═══ Entries supplied

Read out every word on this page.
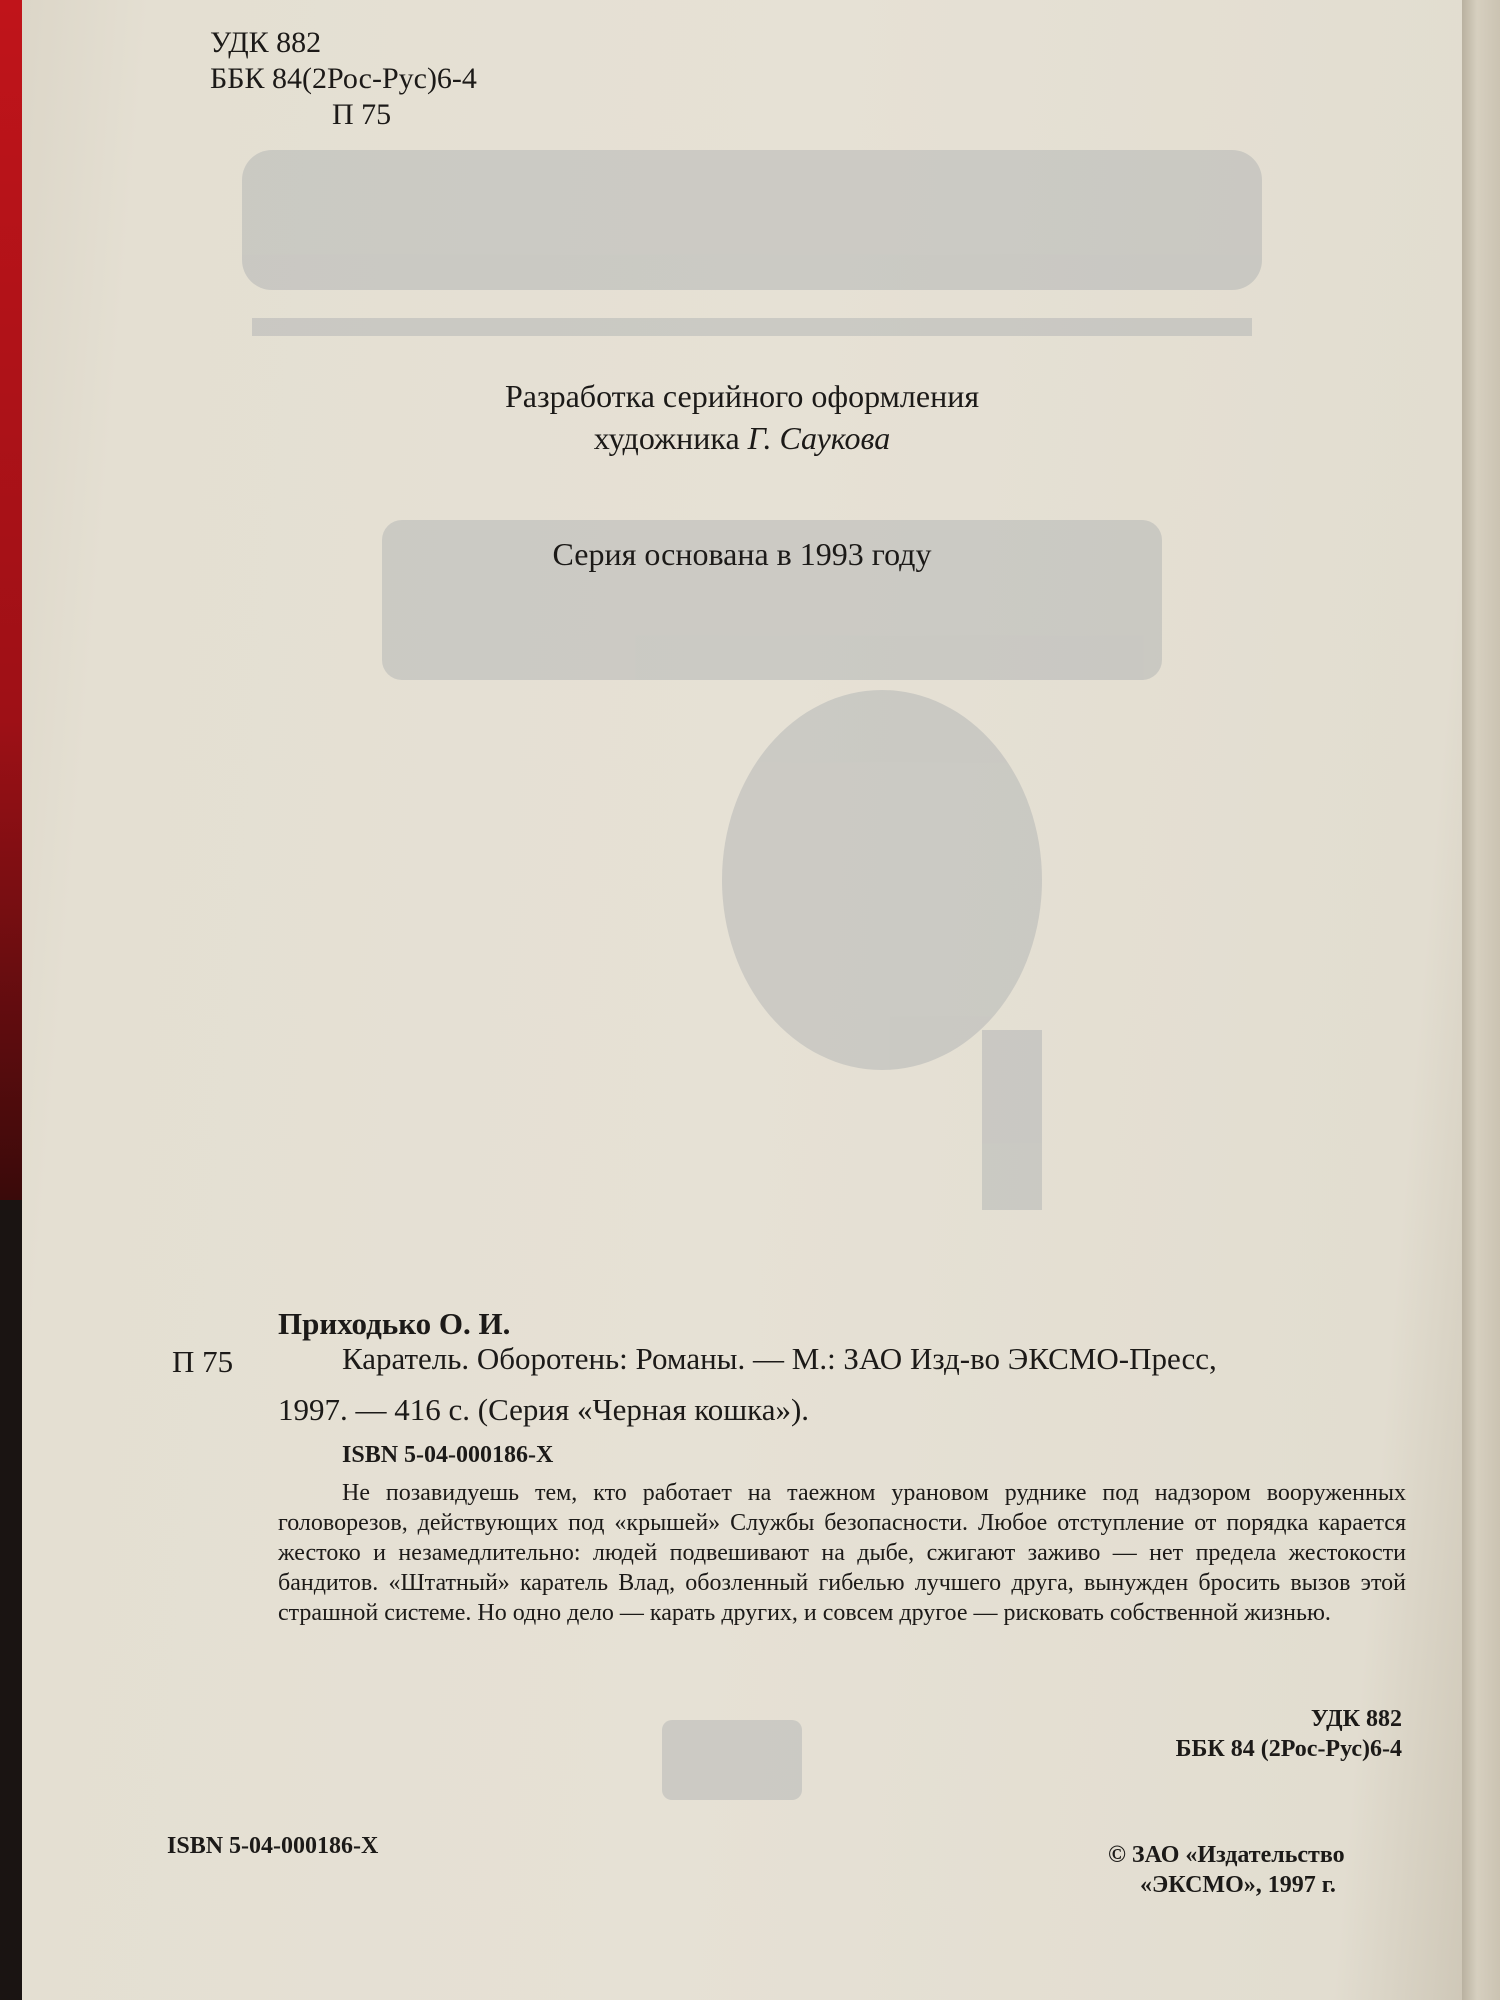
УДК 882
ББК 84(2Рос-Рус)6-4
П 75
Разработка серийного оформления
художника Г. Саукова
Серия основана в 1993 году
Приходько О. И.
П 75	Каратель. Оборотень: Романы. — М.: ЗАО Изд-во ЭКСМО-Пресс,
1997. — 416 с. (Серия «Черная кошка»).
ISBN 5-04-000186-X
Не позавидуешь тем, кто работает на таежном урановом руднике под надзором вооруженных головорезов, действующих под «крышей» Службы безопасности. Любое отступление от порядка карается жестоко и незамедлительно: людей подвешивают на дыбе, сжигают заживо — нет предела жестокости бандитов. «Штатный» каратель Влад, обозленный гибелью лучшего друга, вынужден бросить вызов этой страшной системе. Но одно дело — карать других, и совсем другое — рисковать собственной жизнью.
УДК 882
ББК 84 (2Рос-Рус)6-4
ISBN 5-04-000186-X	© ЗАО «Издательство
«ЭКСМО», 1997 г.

══════

Any pictures should be dropped; transcribe the rest of the records above exactly.

**Answer in full**:
Read out every word on this page.
УДК 882
ББК 84(2Рос-Рус)6-4
П 75
Разработка серийного оформления
художника Г. Саукова
Серия основана в 1993 году
Приходько О. И.
П 75	Каратель. Оборотень: Романы. — М.: ЗАО Изд-во ЭКСМО-Пресс,
1997. — 416 с. (Серия «Черная кошка»).
ISBN 5-04-000186-X
Не позавидуешь тем, кто работает на таежном урановом руднике под надзором вооруженных головорезов, действующих под «крышей» Службы безопасности. Любое отступление от порядка карается жестоко и незамедлительно: людей подвешивают на дыбе, сжигают заживо — нет предела жестокости бандитов. «Штатный» каратель Влад, обозленный гибелью лучшего друга, вынужден бросить вызов этой страшной системе. Но одно дело — карать других, и совсем другое — рисковать собственной жизнью.
УДК 882
ББК 84 (2Рос-Рус)6-4
ISBN 5-04-000186-X	© ЗАО «Издательство
«ЭКСМО», 1997 г.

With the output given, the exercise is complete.